Extract all lines in the data that contain the word "should".

___ Material for the task ___

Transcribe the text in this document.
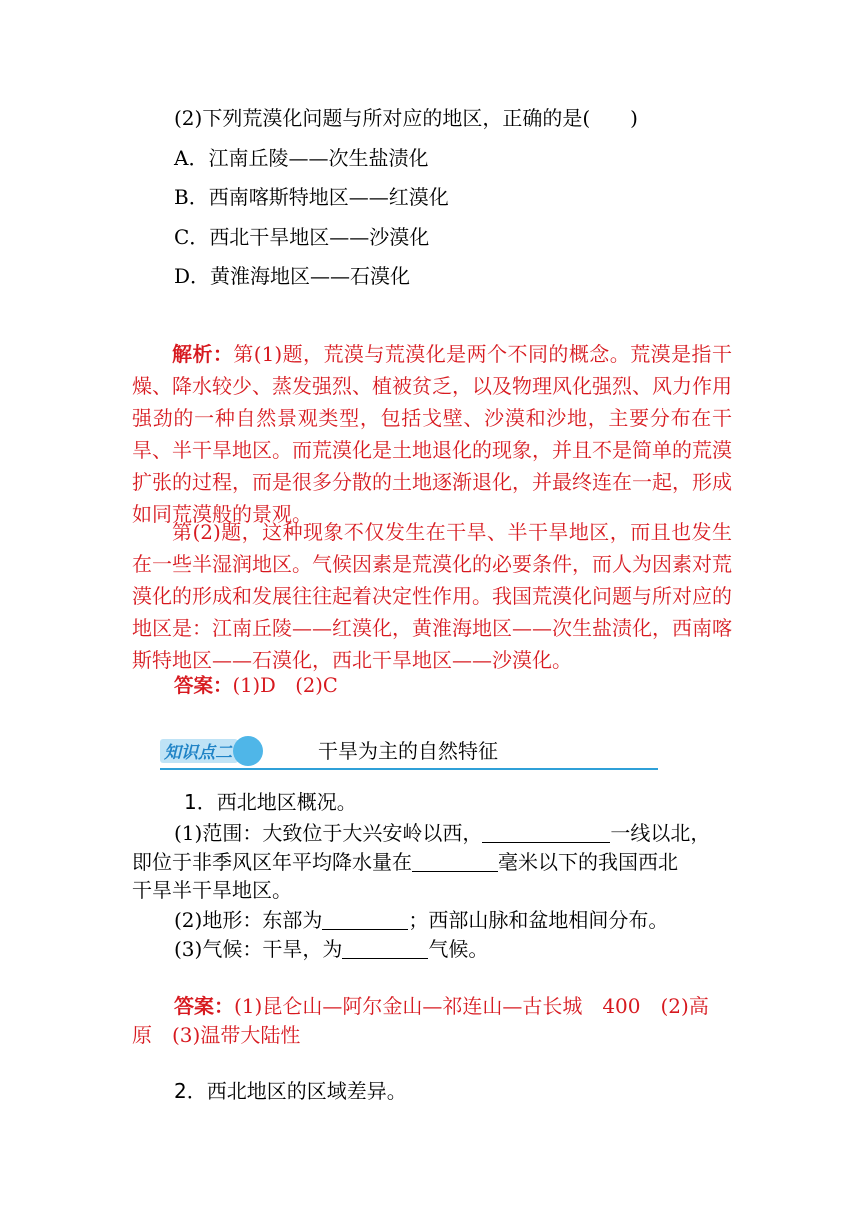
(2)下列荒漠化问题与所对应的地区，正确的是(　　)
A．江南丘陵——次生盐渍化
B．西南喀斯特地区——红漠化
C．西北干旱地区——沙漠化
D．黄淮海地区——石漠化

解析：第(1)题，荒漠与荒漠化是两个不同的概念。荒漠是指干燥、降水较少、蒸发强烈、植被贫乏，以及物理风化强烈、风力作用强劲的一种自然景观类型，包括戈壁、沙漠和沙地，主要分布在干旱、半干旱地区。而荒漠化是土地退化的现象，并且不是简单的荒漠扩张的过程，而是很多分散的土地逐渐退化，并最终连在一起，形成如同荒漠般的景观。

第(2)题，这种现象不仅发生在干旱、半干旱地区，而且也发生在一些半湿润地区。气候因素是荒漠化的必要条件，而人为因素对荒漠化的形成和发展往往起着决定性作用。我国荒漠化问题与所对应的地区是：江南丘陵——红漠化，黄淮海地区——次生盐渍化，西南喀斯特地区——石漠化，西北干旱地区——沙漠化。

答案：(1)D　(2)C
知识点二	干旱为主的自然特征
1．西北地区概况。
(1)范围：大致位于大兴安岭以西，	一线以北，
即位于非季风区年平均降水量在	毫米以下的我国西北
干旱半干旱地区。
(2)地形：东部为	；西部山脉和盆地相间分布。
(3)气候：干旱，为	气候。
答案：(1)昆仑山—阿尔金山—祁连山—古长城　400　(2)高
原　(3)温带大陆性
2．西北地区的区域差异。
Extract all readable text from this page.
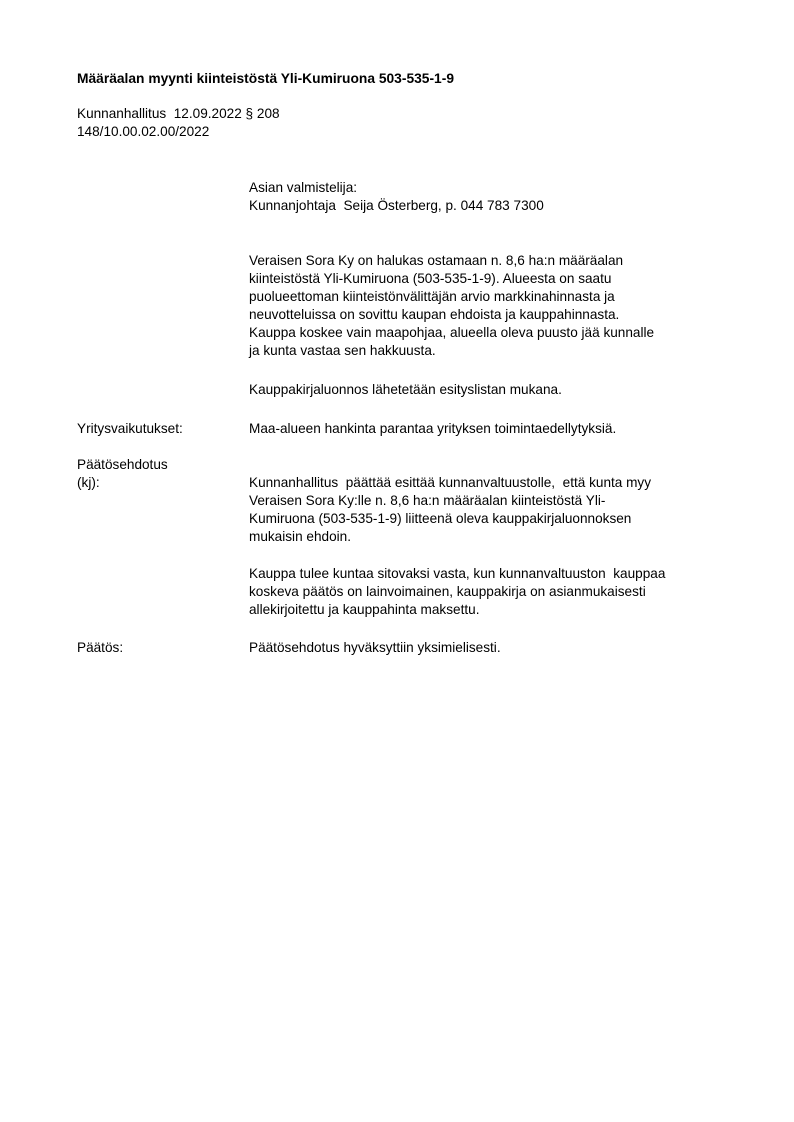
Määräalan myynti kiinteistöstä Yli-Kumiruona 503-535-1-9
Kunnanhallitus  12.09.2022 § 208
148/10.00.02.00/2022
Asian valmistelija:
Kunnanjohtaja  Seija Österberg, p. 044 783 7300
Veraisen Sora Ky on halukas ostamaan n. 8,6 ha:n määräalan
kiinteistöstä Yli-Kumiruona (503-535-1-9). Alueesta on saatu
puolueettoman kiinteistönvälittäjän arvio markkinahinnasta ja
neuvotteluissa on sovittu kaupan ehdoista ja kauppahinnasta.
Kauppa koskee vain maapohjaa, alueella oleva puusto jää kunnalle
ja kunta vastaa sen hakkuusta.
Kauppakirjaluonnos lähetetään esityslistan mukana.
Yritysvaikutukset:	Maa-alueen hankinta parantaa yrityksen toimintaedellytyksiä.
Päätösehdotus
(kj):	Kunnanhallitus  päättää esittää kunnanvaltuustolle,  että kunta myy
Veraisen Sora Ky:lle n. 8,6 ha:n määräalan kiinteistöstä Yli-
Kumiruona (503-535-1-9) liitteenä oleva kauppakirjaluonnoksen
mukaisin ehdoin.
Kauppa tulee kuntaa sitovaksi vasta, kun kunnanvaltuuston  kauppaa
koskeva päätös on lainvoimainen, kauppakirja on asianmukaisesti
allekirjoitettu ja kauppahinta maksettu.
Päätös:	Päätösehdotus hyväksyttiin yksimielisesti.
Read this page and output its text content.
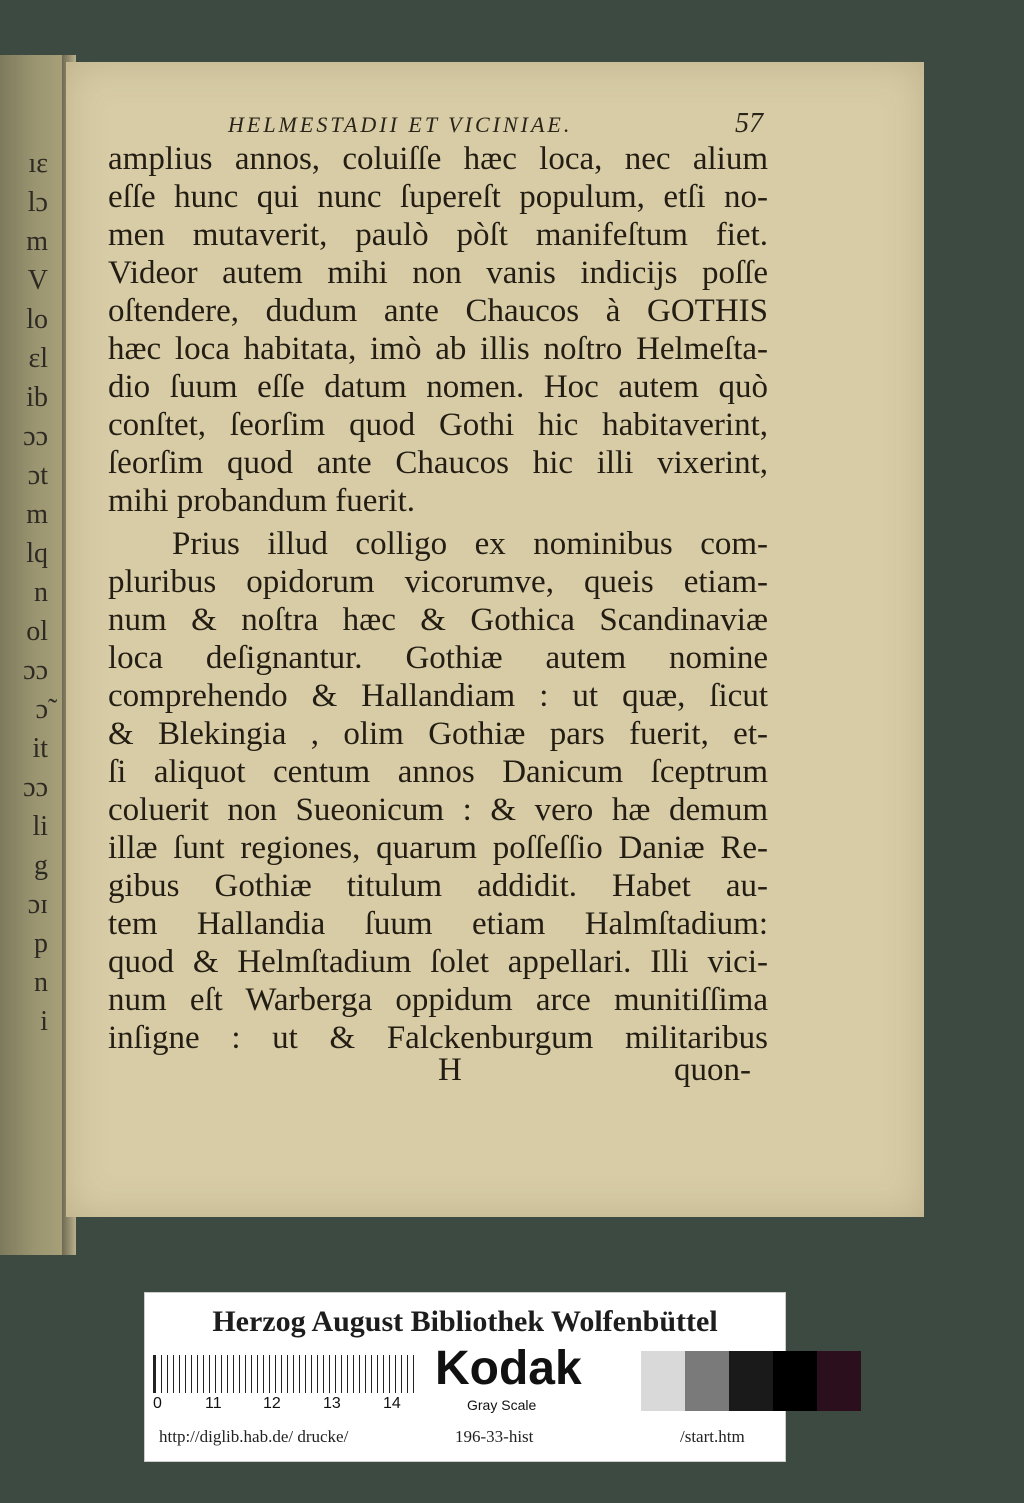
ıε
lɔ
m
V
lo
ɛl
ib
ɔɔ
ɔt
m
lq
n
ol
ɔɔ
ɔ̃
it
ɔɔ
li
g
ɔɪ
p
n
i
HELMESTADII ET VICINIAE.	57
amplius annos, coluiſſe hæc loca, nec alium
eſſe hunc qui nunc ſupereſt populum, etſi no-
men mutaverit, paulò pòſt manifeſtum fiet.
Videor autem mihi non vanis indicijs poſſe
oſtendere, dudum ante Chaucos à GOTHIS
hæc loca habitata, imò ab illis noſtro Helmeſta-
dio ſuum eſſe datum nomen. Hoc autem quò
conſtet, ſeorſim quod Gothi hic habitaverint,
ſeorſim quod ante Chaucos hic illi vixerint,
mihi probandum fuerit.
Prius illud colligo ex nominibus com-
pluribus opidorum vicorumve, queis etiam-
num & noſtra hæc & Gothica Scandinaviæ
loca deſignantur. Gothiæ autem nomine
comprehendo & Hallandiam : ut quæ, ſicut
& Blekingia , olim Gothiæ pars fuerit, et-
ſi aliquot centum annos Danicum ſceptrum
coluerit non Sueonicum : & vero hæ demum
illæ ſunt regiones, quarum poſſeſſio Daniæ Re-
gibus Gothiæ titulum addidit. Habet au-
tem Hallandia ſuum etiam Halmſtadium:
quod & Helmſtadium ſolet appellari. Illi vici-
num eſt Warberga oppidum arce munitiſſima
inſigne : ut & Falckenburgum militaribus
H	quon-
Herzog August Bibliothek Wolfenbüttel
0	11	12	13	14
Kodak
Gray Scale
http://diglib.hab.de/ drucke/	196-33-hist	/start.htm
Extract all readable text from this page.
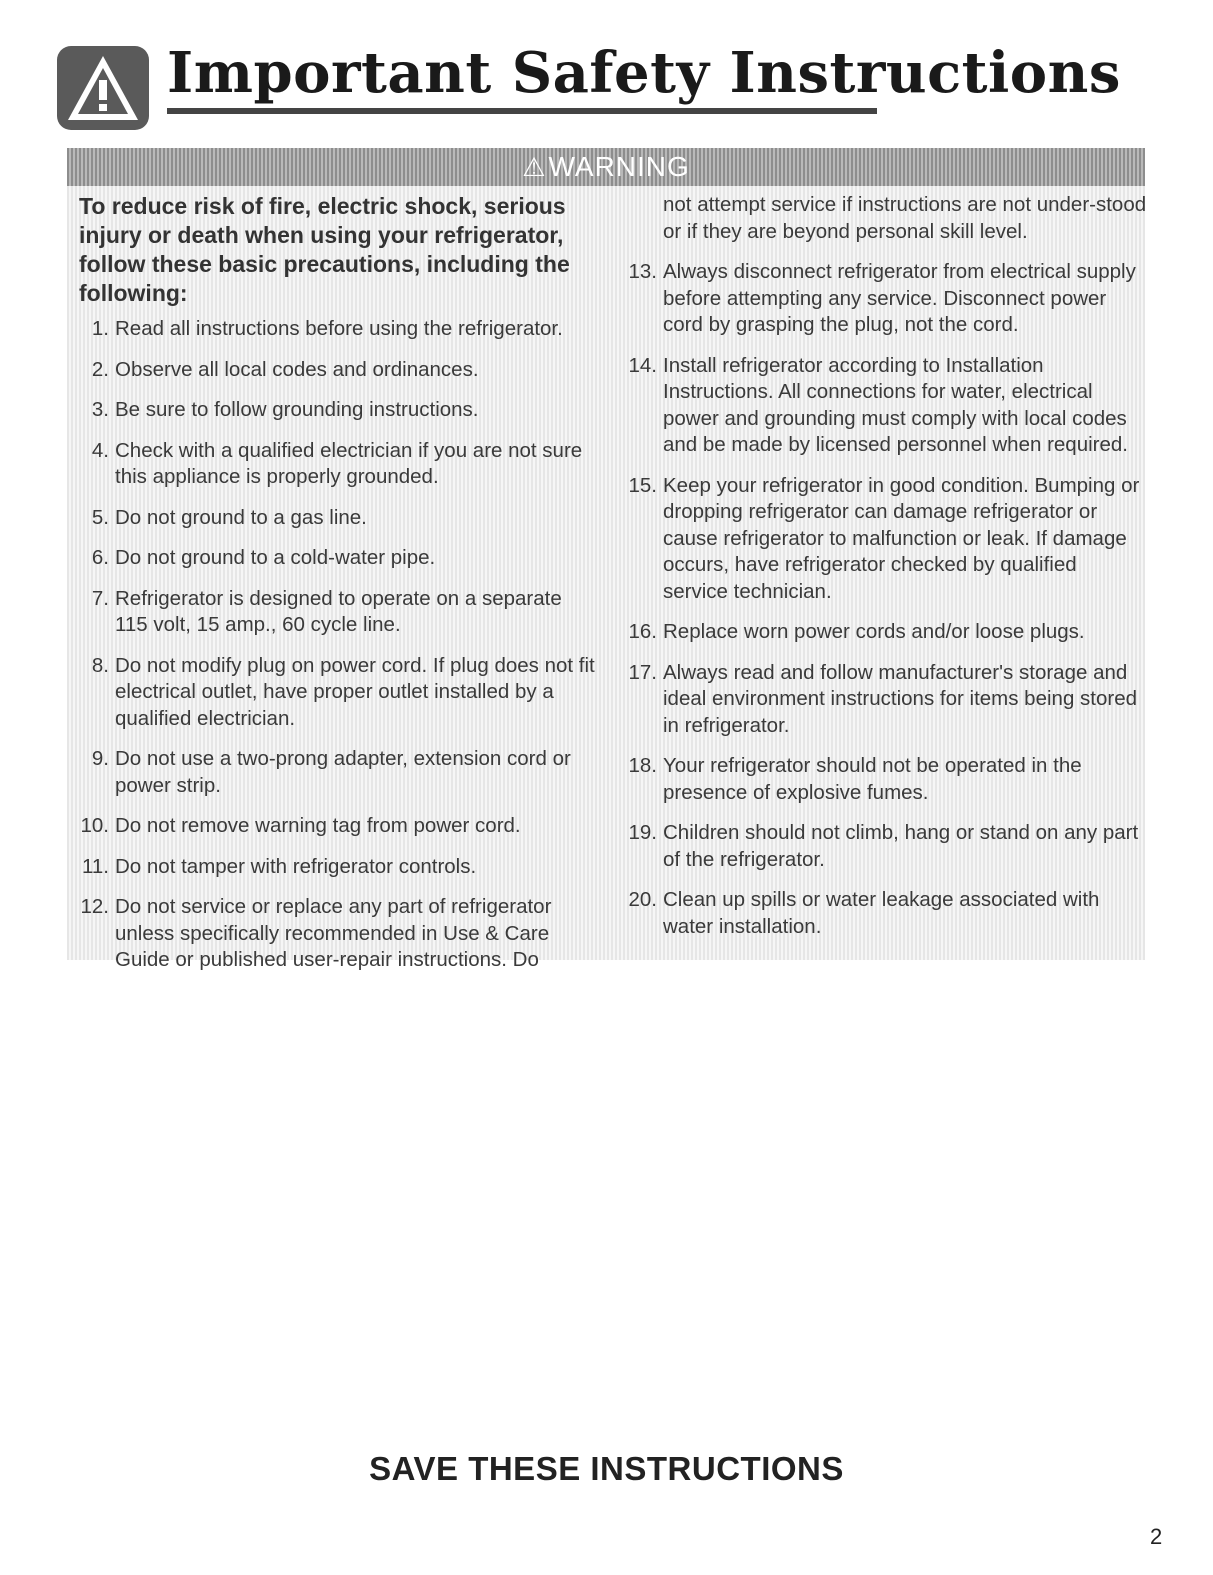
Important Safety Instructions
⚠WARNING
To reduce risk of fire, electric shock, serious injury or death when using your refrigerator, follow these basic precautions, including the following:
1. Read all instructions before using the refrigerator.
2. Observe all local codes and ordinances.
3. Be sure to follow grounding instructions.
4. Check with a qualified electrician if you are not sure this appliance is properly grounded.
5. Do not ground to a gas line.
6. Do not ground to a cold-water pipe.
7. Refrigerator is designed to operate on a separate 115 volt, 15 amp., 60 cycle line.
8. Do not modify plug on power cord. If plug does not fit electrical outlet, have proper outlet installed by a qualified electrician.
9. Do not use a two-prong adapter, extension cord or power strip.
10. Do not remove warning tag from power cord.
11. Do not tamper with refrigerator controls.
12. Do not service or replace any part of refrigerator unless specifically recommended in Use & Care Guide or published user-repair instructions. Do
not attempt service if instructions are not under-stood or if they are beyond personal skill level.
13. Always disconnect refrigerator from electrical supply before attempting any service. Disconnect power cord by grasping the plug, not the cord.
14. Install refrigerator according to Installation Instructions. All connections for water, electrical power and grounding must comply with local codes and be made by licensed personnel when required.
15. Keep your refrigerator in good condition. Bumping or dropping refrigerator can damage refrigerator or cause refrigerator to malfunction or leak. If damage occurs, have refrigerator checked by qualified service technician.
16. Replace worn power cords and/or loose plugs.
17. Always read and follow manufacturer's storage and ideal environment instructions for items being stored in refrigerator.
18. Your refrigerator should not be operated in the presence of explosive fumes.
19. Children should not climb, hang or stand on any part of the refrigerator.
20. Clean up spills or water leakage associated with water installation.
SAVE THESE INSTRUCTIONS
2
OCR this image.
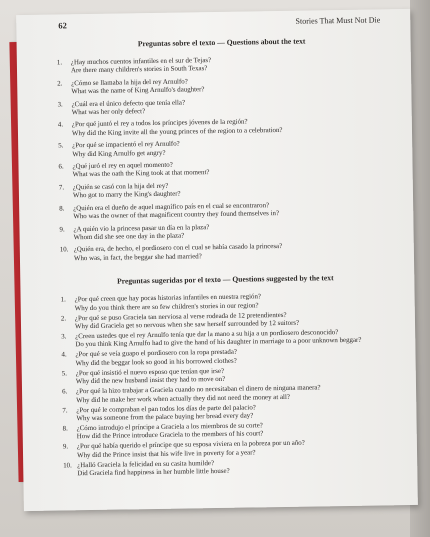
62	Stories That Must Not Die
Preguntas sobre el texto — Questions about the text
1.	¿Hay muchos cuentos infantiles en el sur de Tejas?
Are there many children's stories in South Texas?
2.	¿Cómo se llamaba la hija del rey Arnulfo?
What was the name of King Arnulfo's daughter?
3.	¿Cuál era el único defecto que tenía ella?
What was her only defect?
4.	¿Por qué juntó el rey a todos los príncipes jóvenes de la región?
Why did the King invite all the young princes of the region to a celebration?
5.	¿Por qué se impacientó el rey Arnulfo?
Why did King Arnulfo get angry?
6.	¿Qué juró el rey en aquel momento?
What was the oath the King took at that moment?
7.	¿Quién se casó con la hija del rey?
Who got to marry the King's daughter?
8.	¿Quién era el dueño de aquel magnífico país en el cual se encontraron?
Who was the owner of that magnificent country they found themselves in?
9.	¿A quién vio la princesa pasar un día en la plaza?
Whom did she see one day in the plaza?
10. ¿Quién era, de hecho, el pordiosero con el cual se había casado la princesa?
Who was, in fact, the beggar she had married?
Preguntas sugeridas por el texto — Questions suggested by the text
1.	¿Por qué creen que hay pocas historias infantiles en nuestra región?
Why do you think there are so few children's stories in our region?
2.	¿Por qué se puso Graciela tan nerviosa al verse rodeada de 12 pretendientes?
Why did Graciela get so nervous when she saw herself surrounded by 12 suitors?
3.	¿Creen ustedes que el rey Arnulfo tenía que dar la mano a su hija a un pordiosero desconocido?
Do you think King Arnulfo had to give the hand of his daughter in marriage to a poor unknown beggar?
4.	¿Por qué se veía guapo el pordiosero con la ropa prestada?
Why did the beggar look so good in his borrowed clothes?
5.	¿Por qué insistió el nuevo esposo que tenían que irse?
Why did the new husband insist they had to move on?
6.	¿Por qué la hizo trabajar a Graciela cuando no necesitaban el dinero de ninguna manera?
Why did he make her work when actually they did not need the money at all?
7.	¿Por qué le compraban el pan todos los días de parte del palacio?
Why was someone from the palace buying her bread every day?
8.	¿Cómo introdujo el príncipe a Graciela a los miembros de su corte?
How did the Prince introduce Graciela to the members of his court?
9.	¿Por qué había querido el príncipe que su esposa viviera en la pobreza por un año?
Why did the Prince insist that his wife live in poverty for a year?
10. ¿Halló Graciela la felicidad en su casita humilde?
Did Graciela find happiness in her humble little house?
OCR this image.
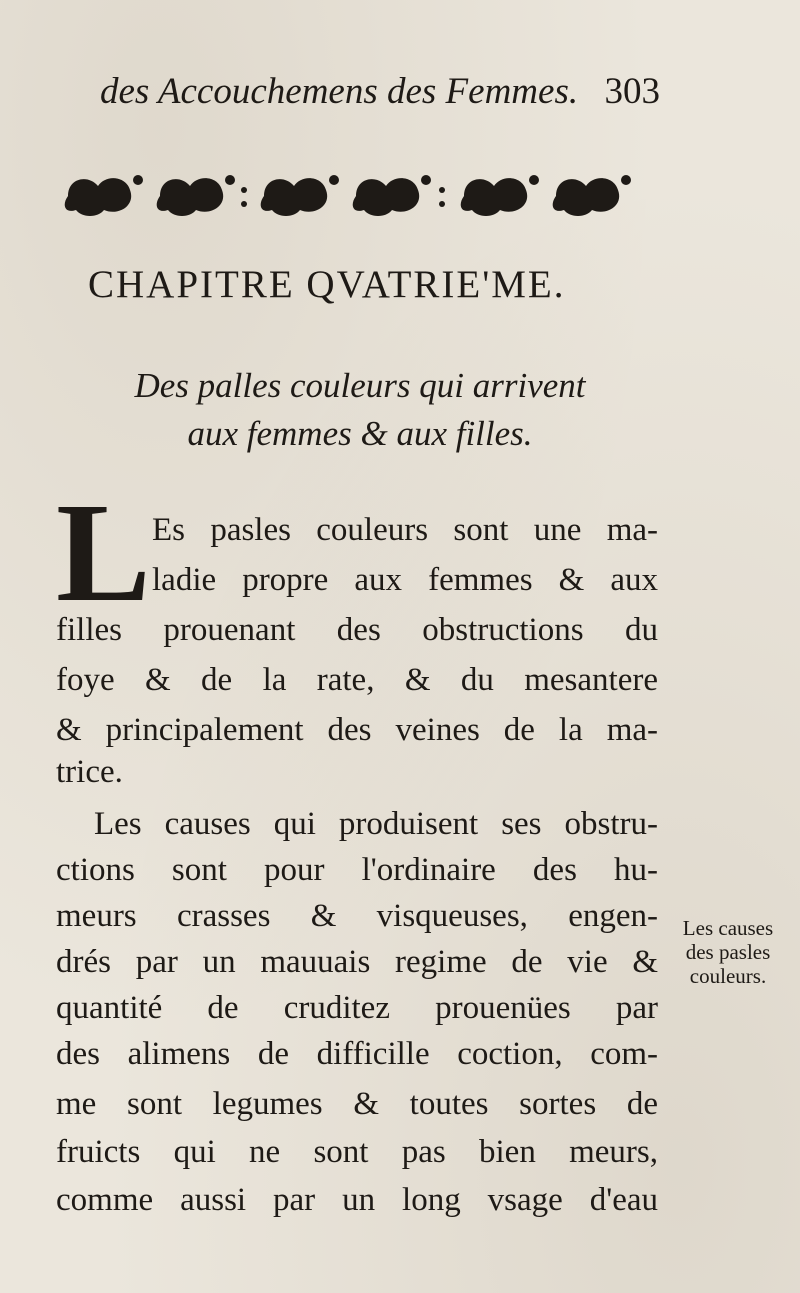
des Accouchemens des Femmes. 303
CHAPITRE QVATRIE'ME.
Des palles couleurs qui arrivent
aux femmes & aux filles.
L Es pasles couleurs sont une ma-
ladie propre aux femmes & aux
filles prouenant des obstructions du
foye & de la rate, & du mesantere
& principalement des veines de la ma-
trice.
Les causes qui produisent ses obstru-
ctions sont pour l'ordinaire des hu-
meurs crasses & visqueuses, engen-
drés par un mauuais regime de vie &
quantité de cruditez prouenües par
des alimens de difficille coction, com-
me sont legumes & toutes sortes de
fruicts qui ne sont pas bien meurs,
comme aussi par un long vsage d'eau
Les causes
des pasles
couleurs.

___

# The result
18. Your refrigerator should not be operated in the presence of explosive fumes.
19. Children should not climb, hang or stand on any part of the refrigerator.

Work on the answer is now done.